#### Problem statement:
Reproduce the records word for word, from the start through the line containing "heatmap-cell (567, 273, 571, 277)", including both ends.

#### Data provided:

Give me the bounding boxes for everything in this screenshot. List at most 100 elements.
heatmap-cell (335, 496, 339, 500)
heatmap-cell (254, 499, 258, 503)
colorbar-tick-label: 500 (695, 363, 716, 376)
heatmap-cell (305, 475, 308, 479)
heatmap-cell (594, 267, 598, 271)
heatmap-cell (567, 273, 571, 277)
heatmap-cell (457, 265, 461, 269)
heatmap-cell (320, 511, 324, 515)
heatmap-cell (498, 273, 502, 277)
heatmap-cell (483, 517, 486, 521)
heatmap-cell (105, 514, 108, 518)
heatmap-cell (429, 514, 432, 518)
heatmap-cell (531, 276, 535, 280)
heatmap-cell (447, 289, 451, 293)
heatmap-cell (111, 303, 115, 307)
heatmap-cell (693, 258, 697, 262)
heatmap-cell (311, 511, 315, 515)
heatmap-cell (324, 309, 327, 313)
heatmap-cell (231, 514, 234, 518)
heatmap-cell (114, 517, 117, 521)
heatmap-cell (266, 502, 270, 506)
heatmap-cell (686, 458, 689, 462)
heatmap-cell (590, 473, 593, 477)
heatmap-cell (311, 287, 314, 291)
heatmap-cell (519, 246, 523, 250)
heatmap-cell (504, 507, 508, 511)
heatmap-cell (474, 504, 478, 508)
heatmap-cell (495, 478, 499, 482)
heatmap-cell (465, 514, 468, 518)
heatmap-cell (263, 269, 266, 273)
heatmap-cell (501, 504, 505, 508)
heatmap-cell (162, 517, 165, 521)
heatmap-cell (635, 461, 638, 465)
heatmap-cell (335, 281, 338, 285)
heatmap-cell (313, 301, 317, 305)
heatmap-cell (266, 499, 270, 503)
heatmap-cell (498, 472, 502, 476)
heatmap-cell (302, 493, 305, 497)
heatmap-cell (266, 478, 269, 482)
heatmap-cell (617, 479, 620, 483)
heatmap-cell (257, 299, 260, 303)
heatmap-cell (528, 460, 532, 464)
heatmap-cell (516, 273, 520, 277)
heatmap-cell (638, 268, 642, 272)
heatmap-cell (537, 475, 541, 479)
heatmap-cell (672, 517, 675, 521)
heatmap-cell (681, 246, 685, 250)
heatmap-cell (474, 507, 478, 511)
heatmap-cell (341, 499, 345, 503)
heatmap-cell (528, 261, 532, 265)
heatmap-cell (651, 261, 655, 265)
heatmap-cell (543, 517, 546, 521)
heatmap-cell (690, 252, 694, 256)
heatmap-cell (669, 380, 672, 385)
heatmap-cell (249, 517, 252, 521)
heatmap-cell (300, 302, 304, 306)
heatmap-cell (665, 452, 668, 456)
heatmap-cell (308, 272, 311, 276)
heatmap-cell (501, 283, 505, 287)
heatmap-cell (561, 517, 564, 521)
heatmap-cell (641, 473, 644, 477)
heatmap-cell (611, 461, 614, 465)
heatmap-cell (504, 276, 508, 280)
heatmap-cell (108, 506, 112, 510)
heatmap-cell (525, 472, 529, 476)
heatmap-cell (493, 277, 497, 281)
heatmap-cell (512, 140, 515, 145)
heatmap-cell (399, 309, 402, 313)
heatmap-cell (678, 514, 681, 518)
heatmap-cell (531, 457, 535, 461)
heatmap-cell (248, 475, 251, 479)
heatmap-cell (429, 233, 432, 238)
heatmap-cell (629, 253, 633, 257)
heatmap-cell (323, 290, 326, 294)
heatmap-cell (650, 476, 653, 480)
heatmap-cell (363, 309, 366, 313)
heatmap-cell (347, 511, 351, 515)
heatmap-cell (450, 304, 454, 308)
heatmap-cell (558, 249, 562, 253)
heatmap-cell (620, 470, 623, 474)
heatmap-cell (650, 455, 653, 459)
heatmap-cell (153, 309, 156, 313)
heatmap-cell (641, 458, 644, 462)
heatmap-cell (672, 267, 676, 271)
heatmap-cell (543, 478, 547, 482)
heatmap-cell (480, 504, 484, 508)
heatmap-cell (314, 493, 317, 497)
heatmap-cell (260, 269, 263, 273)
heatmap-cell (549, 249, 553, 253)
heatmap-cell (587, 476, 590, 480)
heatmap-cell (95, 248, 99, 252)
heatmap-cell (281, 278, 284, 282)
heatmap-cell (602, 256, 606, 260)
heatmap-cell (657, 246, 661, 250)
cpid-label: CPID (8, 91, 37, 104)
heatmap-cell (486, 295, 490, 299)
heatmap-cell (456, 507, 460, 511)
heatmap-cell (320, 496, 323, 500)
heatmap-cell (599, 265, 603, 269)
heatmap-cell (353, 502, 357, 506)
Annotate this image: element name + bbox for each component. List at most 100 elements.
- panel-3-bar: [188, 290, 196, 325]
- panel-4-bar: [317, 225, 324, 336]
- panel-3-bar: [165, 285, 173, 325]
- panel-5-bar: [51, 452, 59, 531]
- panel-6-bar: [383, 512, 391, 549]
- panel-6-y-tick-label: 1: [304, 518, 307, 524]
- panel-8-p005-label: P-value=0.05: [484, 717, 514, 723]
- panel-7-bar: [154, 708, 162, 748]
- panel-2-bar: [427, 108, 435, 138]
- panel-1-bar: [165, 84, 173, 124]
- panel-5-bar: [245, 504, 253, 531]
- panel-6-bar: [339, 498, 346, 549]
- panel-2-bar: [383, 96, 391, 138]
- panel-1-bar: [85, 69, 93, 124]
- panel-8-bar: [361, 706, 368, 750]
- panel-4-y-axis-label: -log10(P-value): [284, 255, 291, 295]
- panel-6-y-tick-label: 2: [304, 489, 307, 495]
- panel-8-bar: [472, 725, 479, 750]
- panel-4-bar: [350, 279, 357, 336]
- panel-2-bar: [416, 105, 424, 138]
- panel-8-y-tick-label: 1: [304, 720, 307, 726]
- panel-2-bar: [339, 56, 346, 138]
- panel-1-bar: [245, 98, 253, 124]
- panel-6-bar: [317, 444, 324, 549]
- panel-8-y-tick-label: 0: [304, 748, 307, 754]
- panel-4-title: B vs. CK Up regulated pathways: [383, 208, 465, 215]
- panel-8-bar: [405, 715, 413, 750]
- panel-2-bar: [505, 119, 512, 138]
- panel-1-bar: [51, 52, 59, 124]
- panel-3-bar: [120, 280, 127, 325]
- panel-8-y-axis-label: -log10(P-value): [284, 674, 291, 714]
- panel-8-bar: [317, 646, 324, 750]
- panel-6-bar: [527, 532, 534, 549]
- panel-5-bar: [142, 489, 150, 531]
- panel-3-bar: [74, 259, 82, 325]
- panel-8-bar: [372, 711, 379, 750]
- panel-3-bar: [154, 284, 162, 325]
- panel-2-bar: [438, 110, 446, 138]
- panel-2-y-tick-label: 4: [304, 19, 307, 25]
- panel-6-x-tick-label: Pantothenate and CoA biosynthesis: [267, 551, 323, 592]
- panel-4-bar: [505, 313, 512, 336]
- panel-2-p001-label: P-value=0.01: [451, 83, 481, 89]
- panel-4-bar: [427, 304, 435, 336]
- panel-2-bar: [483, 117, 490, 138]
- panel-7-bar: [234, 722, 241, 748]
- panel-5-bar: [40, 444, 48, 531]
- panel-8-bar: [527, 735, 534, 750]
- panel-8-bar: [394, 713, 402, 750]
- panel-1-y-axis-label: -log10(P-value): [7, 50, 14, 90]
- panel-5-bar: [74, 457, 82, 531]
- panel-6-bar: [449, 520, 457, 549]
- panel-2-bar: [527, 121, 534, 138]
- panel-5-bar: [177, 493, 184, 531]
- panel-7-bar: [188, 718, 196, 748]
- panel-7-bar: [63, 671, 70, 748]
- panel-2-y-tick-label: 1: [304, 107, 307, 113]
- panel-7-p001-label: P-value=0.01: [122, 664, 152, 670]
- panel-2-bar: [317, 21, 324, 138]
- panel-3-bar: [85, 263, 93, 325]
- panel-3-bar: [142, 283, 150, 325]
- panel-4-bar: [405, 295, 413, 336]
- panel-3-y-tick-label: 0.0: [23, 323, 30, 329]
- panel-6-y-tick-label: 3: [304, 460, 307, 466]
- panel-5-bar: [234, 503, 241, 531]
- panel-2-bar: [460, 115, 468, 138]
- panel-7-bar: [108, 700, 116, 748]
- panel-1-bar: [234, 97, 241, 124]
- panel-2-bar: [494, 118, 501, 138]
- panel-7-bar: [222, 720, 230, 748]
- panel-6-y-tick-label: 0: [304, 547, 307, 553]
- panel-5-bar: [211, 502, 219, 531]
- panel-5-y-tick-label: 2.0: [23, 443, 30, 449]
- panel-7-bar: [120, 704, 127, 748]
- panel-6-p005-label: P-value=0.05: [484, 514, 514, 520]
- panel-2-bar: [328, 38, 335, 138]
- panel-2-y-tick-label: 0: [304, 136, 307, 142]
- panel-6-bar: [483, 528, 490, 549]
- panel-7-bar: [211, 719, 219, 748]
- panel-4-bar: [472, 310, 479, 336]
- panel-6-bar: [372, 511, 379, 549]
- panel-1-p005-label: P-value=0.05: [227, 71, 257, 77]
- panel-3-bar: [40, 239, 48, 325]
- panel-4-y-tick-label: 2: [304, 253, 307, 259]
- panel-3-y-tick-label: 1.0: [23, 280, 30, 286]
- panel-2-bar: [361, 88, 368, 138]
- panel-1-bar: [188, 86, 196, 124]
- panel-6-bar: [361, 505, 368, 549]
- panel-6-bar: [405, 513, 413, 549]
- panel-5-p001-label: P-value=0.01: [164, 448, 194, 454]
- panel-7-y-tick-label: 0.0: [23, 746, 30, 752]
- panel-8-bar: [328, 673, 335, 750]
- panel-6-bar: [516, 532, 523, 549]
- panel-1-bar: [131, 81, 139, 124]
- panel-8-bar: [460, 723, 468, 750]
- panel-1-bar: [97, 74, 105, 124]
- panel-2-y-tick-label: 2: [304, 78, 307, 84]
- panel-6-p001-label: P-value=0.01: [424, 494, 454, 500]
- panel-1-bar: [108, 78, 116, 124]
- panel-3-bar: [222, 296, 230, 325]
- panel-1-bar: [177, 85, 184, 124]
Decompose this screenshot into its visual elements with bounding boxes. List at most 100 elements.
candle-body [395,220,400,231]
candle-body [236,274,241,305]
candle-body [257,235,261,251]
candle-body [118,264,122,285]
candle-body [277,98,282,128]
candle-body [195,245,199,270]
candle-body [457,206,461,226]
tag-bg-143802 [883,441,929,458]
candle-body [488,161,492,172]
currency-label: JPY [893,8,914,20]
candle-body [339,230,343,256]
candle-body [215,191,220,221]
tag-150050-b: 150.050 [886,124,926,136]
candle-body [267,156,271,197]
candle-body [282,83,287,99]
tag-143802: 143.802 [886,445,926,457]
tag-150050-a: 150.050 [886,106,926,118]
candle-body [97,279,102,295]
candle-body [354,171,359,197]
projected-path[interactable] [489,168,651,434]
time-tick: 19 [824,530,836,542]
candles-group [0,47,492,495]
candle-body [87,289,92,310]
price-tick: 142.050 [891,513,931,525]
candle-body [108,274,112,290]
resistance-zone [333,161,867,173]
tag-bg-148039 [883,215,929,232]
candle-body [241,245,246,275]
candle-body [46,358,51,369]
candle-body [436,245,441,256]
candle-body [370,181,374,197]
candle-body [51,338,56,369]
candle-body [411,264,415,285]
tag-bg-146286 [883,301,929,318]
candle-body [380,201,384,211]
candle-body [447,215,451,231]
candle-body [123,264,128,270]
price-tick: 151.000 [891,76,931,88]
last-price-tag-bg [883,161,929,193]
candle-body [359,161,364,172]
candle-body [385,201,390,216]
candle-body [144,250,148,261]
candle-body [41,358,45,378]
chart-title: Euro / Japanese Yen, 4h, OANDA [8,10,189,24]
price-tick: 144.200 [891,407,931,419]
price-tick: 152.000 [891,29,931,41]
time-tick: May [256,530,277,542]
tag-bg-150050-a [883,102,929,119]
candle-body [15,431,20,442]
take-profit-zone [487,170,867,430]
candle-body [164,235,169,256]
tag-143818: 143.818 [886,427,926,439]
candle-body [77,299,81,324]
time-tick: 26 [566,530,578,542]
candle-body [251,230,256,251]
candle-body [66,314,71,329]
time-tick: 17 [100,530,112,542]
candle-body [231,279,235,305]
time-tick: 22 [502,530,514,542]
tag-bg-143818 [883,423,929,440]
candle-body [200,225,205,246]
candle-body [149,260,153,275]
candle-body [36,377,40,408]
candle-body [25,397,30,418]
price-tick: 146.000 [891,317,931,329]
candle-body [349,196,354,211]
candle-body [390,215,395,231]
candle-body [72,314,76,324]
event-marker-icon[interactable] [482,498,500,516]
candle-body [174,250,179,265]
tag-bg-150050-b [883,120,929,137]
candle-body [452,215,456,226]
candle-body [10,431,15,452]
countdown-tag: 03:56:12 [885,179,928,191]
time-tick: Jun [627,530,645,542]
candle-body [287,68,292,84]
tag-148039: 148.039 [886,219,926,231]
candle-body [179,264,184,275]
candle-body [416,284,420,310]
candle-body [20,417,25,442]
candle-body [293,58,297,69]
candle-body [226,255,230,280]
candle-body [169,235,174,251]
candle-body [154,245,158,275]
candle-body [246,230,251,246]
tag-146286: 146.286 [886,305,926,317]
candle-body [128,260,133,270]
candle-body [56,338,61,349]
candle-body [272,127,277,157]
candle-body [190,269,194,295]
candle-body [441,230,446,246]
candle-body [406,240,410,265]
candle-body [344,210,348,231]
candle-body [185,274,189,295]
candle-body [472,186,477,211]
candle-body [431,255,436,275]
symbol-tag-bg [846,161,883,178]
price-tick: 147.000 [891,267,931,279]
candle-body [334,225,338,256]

#### Full solution:
Give me the bounding boxes for everything in this screenshot. List at most 100 elements.
heatmap-cell (335, 496, 339, 500)
heatmap-cell (254, 499, 258, 503)
colorbar-tick-label: 500 (695, 363, 716, 376)
heatmap-cell (305, 475, 308, 479)
heatmap-cell (594, 267, 598, 271)
heatmap-cell (567, 273, 571, 277)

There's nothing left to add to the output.